What you will do:
Extract every line of the material below and reproduce it faithfully.

Excerpts from a figure dataset
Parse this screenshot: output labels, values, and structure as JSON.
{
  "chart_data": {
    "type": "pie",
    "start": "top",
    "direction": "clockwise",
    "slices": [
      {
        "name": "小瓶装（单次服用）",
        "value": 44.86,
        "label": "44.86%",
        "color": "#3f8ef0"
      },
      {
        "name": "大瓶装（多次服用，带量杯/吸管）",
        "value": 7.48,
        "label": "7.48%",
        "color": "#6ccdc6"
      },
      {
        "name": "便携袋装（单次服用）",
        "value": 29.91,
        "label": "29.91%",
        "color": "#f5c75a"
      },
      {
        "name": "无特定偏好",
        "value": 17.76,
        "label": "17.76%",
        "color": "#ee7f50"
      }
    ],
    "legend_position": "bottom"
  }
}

The reply:
Parse this screenshot: output labels, values, and structure as JSON.
{
  "chart_data": {
    "type": "pie",
    "start": "top",
    "direction": "clockwise",
    "slices": [
      {
        "name": "小瓶装（单次服用）",
        "value": 44.86,
        "label": "44.86%",
        "color": "#3f8ef0"
      },
      {
        "name": "大瓶装（多次服用，带量杯/吸管）",
        "value": 7.48,
        "label": "7.48%",
        "color": "#6ccdc6"
      },
      {
        "name": "便携袋装（单次服用）",
        "value": 29.91,
        "label": "29.91%",
        "color": "#f5c75a"
      },
      {
        "name": "无特定偏好",
        "value": 17.76,
        "label": "17.76%",
        "color": "#ee7f50"
      }
    ],
    "legend_position": "bottom"
  }
}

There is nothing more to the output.